What you will do: Below are the records. State how many of their lines contain "project", with nothing else.

Available data:
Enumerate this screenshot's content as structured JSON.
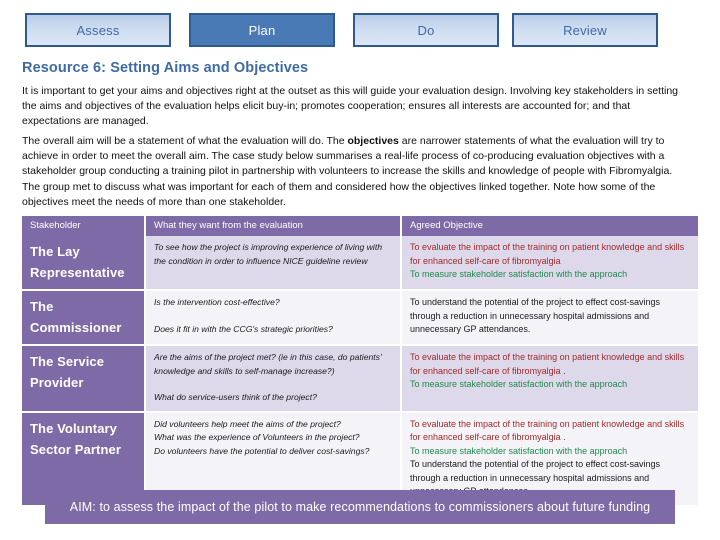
{
  "tabs": [
    {
      "label": "Assess",
      "state": "inactive"
    },
    {
      "label": "Plan",
      "state": "active"
    },
    {
      "label": "Do",
      "state": "inactive"
    },
    {
      "label": "Review",
      "state": "inactive"
    }
  ],
  "resource": {
    "title": "Resource 6: Setting Aims and Objectives",
    "paragraph_1": "It is important to get your aims and objectives right at the outset as this will guide your evaluation design. Involving key stakeholders in setting the aims and objectives of the evaluation helps elicit buy-in; promotes cooperation; ensures all interests are accounted for; and that expectations are managed.",
    "paragraph_2_part_1": "The overall aim will be a statement of what the evaluation will do. The ",
    "paragraph_2_bold": "objectives",
    "paragraph_2_part_2": " are narrower statements of what the evaluation will try to achieve in order to meet the overall aim.  The case study below summarises a real-life process of co-producing evaluation objectives with a stakeholder group conducting a training pilot in partnership with volunteers to increase the skills and knowledge of people with Fibromyalgia.  The group met to discuss what was important for each of them and considered how the objectives linked together. Note how some of the objectives meet the needs of more than one stakeholder."
  },
  "table": {
    "headers": [
      "Stakeholder",
      "What they want from the evaluation",
      "Agreed Objective"
    ],
    "rows": [
      {
        "stakeholder": "The Lay Representative",
        "want": [
          "To see how the project is improving experience of living with the condition in order to influence NICE guideline review"
        ],
        "objectives": [
          {
            "text": "To evaluate the  impact of the training on patient knowledge and skills for enhanced self-care of fibromyalgia",
            "color_name": "red"
          },
          {
            "text": "To measure stakeholder satisfaction with the approach",
            "color_name": "green"
          }
        ]
      },
      {
        "stakeholder": "The Commissioner",
        "want": [
          "Is the intervention cost-effective?",
          "",
          "Does it fit in with the CCG's strategic priorities?"
        ],
        "objectives": [
          {
            "text": "To understand the potential of the project to effect cost-savings through a reduction in unnecessary hospital admissions and unnecessary GP attendances.",
            "color_name": "dark"
          }
        ]
      },
      {
        "stakeholder": "The Service Provider",
        "want": [
          "Are the aims of the project met? (ie in this case, do patients' knowledge and skills to self-manage increase?)",
          "",
          "What do service-users think of the project?"
        ],
        "objectives": [
          {
            "text": "To evaluate the  impact of the training on patient knowledge and skills for enhanced self-care of fibromyalgia .",
            "color_name": "red"
          },
          {
            "text": "To measure stakeholder satisfaction with the approach",
            "color_name": "green"
          }
        ]
      },
      {
        "stakeholder": "The Voluntary Sector Partner",
        "want": [
          "Did volunteers help meet the aims of the project?",
          "What was the experience of Volunteers in the project?",
          "Do volunteers have the potential to deliver cost-savings?"
        ],
        "objectives": [
          {
            "text": "To evaluate the  impact of the training on patient knowledge and skills for enhanced self-care of fibromyalgia .",
            "color_name": "red"
          },
          {
            "text": "To measure stakeholder satisfaction with the approach",
            "color_name": "green"
          },
          {
            "text": "To understand the potential of the project to effect cost-savings through a reduction in unnecessary hospital admissions and unnecessary GP attendances.",
            "color_name": "dark"
          }
        ]
      }
    ]
  },
  "aim_banner": {
    "text": "AIM: to assess the impact of the pilot to make recommendations to commissioners about future funding"
  },
  "colors": {
    "purple": "#7d6aa6",
    "tab_active_blue": "#4a7ab5",
    "tab_border_blue": "#2e5a8e",
    "tab_text_blue": "#3f6ba5",
    "heading_blue": "#3f6ba5",
    "objective_red": "#9e2a2b",
    "objective_green": "#1f8a4c",
    "objective_dark": "#1a1a1a",
    "row_shade": "#ded9ea",
    "row_plain": "#f4f3f8"
  }
}
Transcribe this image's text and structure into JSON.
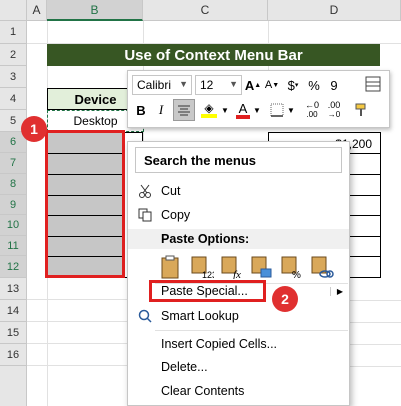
{
  "sheet": {
    "columns": [
      "A",
      "B",
      "C",
      "D"
    ],
    "rows": [
      "1",
      "2",
      "3",
      "4",
      "5",
      "6",
      "7",
      "8",
      "9",
      "10",
      "11",
      "12",
      "13",
      "14",
      "15",
      "16"
    ],
    "title": "Use of Context Menu Bar",
    "header_cell": "Device",
    "row5_cell": "Desktop",
    "row6_value": "$1,200"
  },
  "mini_toolbar": {
    "font_name": "Calibri",
    "font_size": "12",
    "bold": "B",
    "italic": "I",
    "currency": "$",
    "percent": "%",
    "comma": "9",
    "grow_font": "A",
    "shrink_font": "A",
    "font_color_letter": "A",
    "accent_color": "#e02020",
    "fill_color": "#ffff00"
  },
  "context_menu": {
    "search_label": "Search the menus",
    "cut": "Cut",
    "copy": "Copy",
    "paste_options": "Paste Options:",
    "paste_special": "Paste Special...",
    "smart_lookup": "Smart Lookup",
    "insert_copied": "Insert Copied Cells...",
    "delete": "Delete...",
    "clear_contents": "Clear Contents"
  },
  "annotations": {
    "badge1": "1",
    "badge2": "2"
  }
}
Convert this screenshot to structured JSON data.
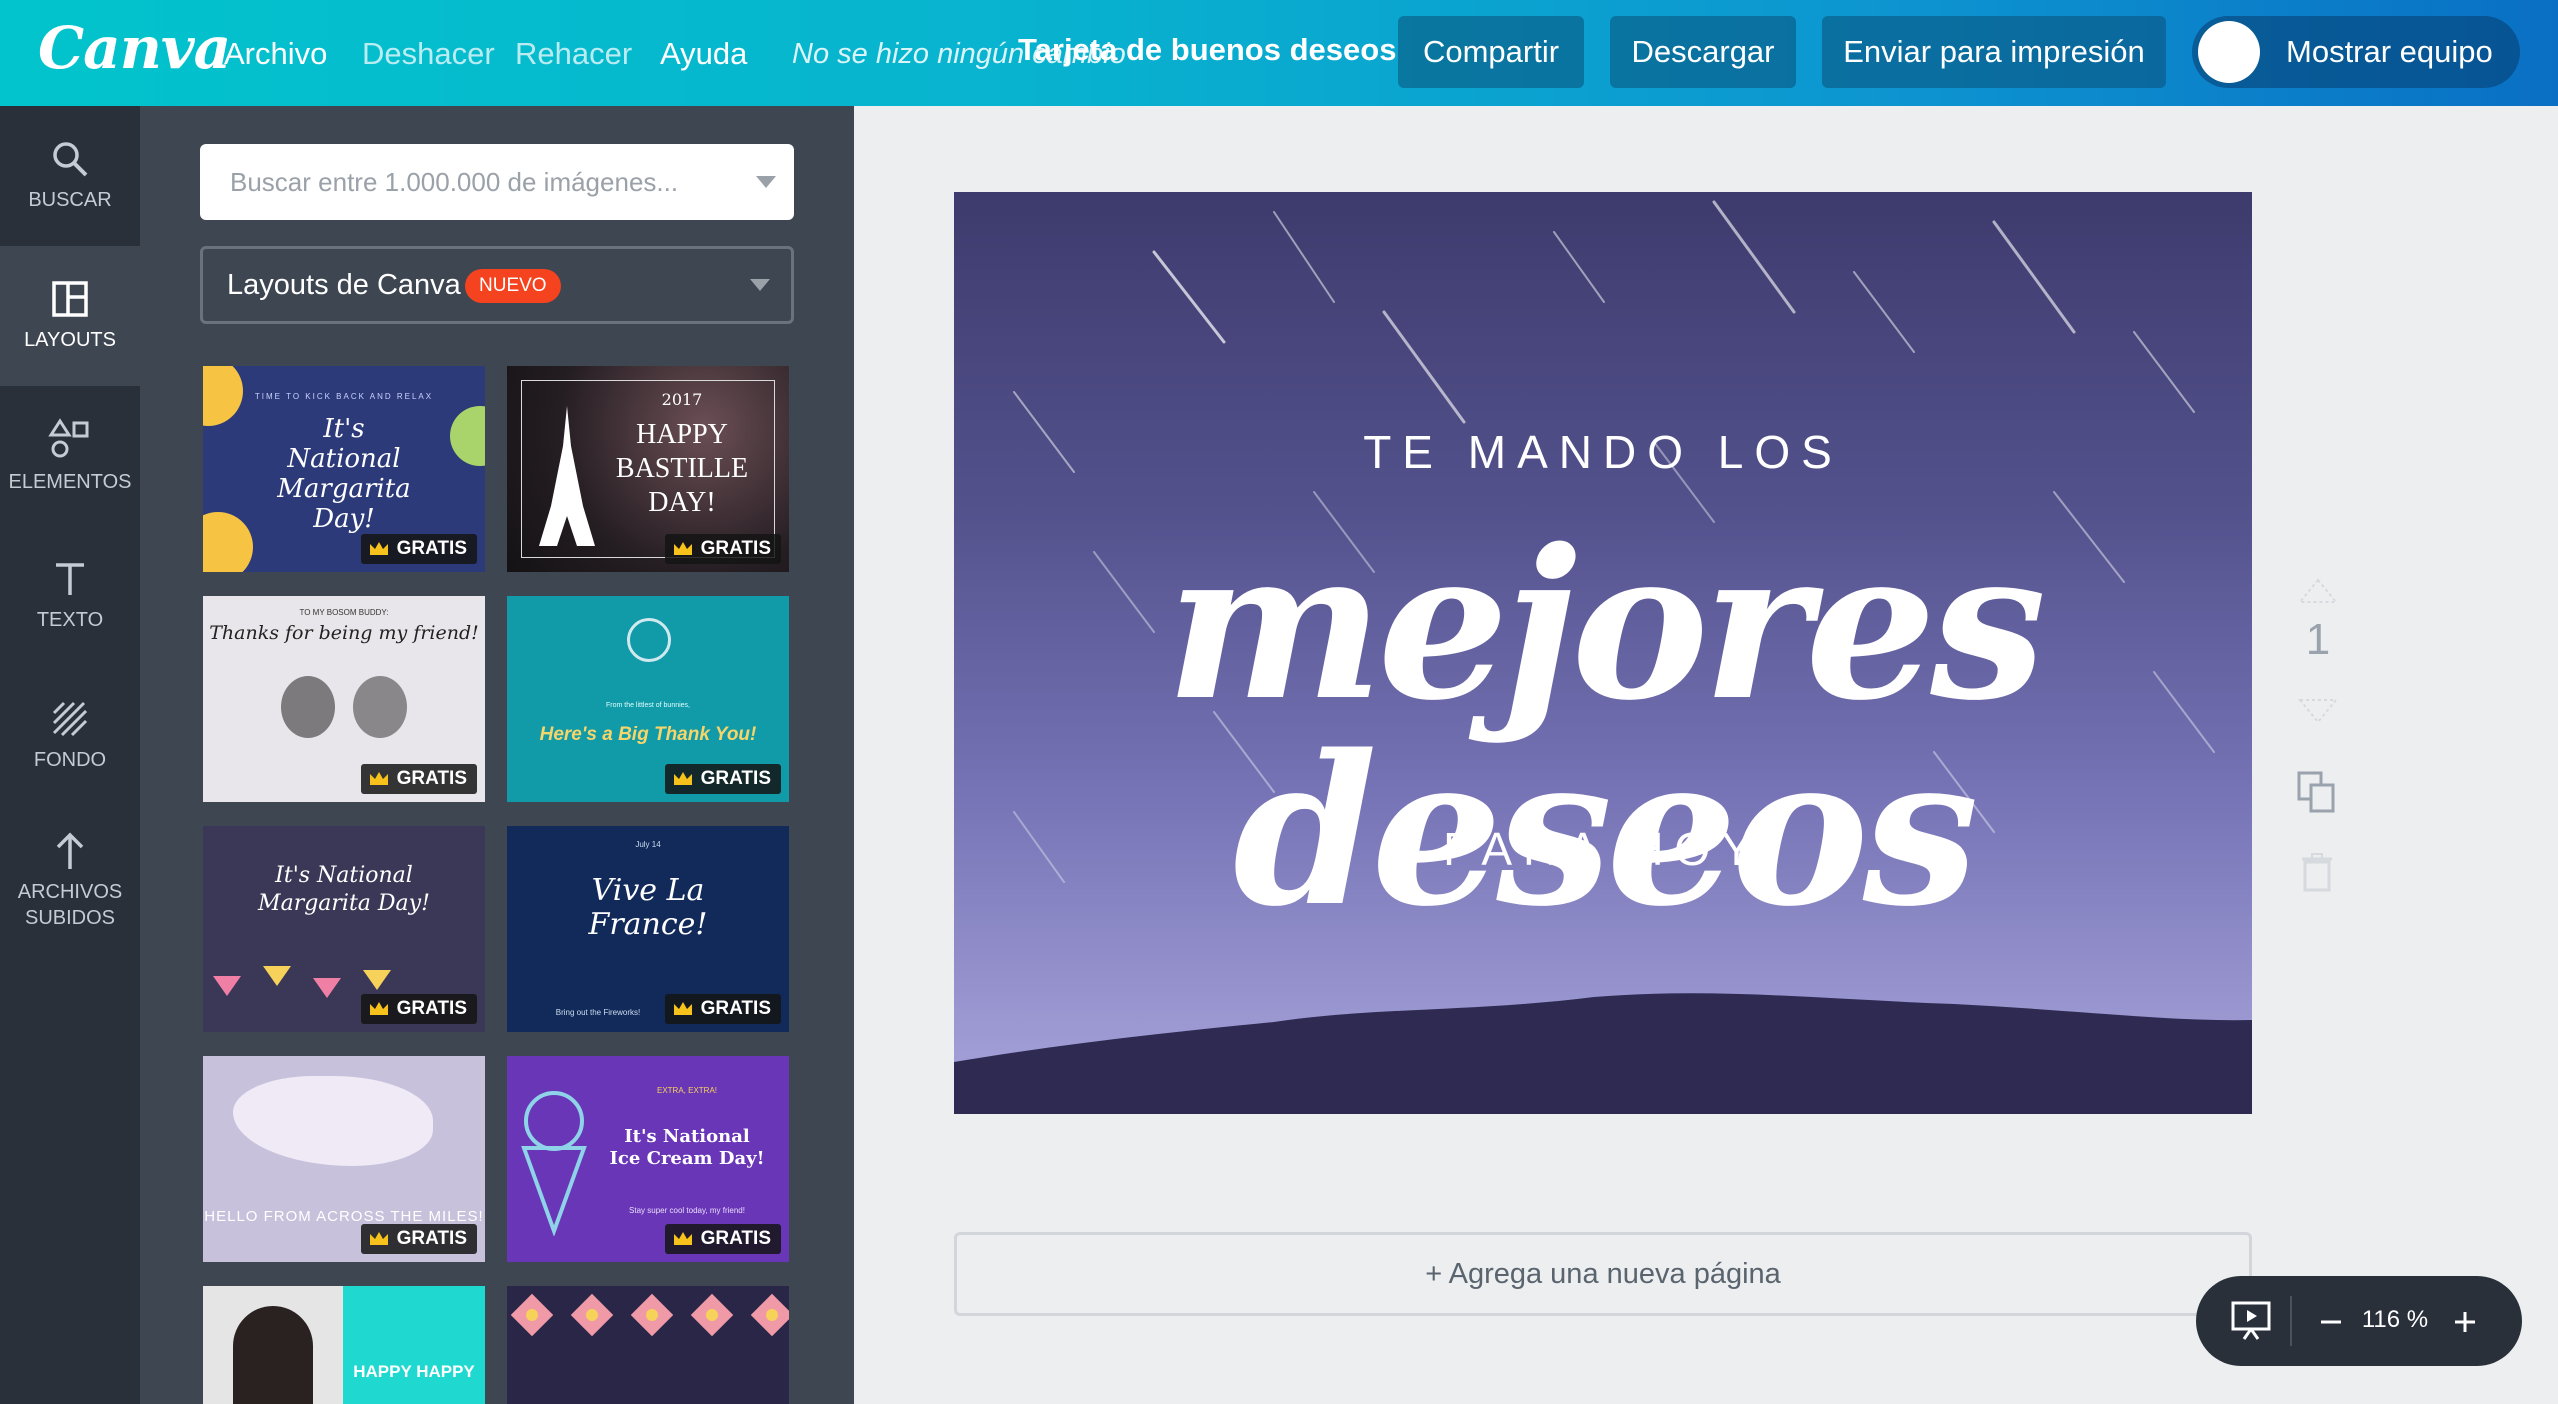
{
  "topbar": {
    "logo": "Canva",
    "menu": [
      "Archivo",
      "Deshacer",
      "Rehacer",
      "Ayuda"
    ],
    "status": "No se hizo ningún cambio",
    "doc_title": "Tarjeta de buenos deseos",
    "buttons": {
      "share": "Compartir",
      "download": "Descargar",
      "print": "Enviar para impresión"
    },
    "team_label": "Mostrar equipo"
  },
  "leftnav": {
    "items": [
      {
        "label": "BUSCAR",
        "icon": "search-icon"
      },
      {
        "label": "LAYOUTS",
        "icon": "layouts-icon"
      },
      {
        "label": "ELEMENTOS",
        "icon": "elements-icon"
      },
      {
        "label": "TEXTO",
        "icon": "text-icon"
      },
      {
        "label": "FONDO",
        "icon": "background-icon"
      },
      {
        "label": "ARCHIVOS SUBIDOS",
        "icon": "upload-icon"
      }
    ]
  },
  "panel": {
    "search_placeholder": "Buscar entre 1.000.000 de imágenes...",
    "layouts_label": "Layouts de Canva",
    "new_badge": "NUEVO",
    "free_label": "GRATIS",
    "thumbs": [
      {
        "title": "It's National Margarita Day!",
        "top": "TIME TO KICK BACK AND RELAX"
      },
      {
        "year": "2017",
        "title": "HAPPY BASTILLE DAY!"
      },
      {
        "top": "TO MY BOSOM BUDDY:",
        "title": "Thanks for being my friend!"
      },
      {
        "top": "From the littlest of bunnies,",
        "title": "Here's a Big Thank You!"
      },
      {
        "title": "It's National Margarita Day!"
      },
      {
        "top": "July 14",
        "title": "Vive La France!",
        "bottom": "Bring out the Fireworks!"
      },
      {
        "title": "HELLO FROM ACROSS THE MILES!"
      },
      {
        "top": "EXTRA, EXTRA!",
        "title": "It's National Ice Cream Day!",
        "bottom": "Stay super cool today, my friend!"
      },
      {
        "title": "HAPPY HAPPY"
      },
      {
        "title": ""
      }
    ]
  },
  "card": {
    "line1": "TE MANDO LOS",
    "script": "mejores deseos",
    "line3": "PARA HOY"
  },
  "editor": {
    "page_number": "1",
    "add_page": "+ Agrega una nueva página",
    "zoom": "116 %"
  },
  "colors": {
    "accent": "#00c4cc",
    "brand_dark": "#293039",
    "panel": "#3e4651",
    "badge": "#f5421f"
  }
}
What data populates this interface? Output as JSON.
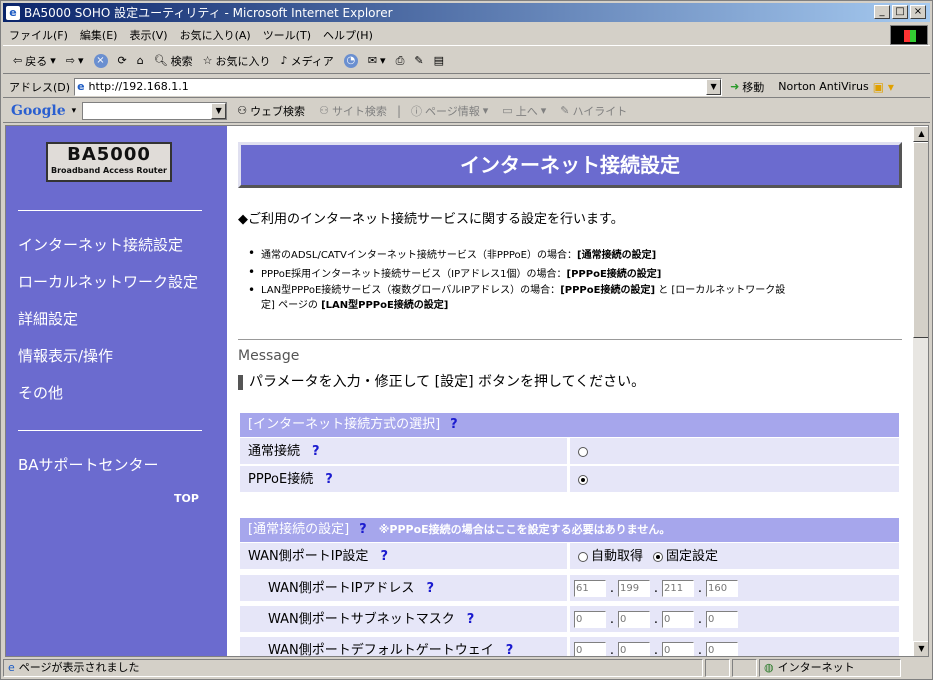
{
  "window": {
    "title": "BA5000 SOHO 設定ユーティリティ - Microsoft Internet Explorer",
    "buttons": [
      "_",
      "□",
      "×"
    ]
  },
  "menu": [
    "ファイル(F)",
    "編集(E)",
    "表示(V)",
    "お気に入り(A)",
    "ツール(T)",
    "ヘルプ(H)"
  ],
  "toolbar": {
    "back": "戻る",
    "search": "検索",
    "favorites": "お気に入り",
    "media": "メディア"
  },
  "address": {
    "label": "アドレス(D)",
    "url": "http://192.168.1.1",
    "go": "移動",
    "norton": "Norton AntiVirus"
  },
  "google": {
    "logo": "Google",
    "web_search": "ウェブ検索",
    "site_search": "サイト検索",
    "page_info": "ページ情報",
    "up": "上へ",
    "highlight": "ハイライト"
  },
  "sidebar": {
    "logo_main": "BA5000",
    "logo_sub": "Broadband Access Router",
    "items": [
      "インターネット接続設定",
      "ローカルネットワーク設定",
      "詳細設定",
      "情報表示/操作",
      "その他"
    ],
    "support": "BAサポートセンター",
    "top": "TOP"
  },
  "main": {
    "header": "インターネット接続設定",
    "intro": "◆ご利用のインターネット接続サービスに関する設定を行います。",
    "bullets": [
      {
        "text": "通常のADSL/CATVインターネット接続サービス（非PPPoE）の場合：",
        "bold": "[通常接続の設定]"
      },
      {
        "text": "PPPoE採用インターネット接続サービス（IPアドレス1個）の場合：",
        "bold": "[PPPoE接続の設定]"
      },
      {
        "text": "LAN型PPPoE接続サービス（複数グローバルIPアドレス）の場合：",
        "bold": "[PPPoE接続の設定]",
        "text2": " と [ローカルネットワーク設",
        "text3": "定] ページの ",
        "bold2": "[LAN型PPPoE接続の設定]"
      }
    ],
    "message_label": "Message",
    "message_text": "パラメータを入力・修正して [設定] ボタンを押してください。",
    "section1": {
      "title": "[インターネット接続方式の選択]",
      "q": "?"
    },
    "opt_normal": "通常接続",
    "opt_pppoe": "PPPoE接続",
    "section2": {
      "title": "[通常接続の設定]",
      "q": "?",
      "note": "※PPPoE接続の場合はここを設定する必要はありません。"
    },
    "wan_ip": "WAN側ポートIP設定",
    "auto": "自動取得",
    "fixed": "固定設定",
    "wan_addr": "WAN側ポートIPアドレス",
    "ip_values": [
      "61",
      "199",
      "211",
      "160"
    ],
    "wan_mask": "WAN側ポートサブネットマスク",
    "mask_values": [
      "0",
      "0",
      "0",
      "0"
    ],
    "wan_gw": "WAN側ポートデフォルトゲートウェイ",
    "gw_values": [
      "0",
      "0",
      "0",
      "0"
    ],
    "q": "?"
  },
  "status": {
    "text": "ページが表示されました",
    "zone": "インターネット"
  }
}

Written answer: 7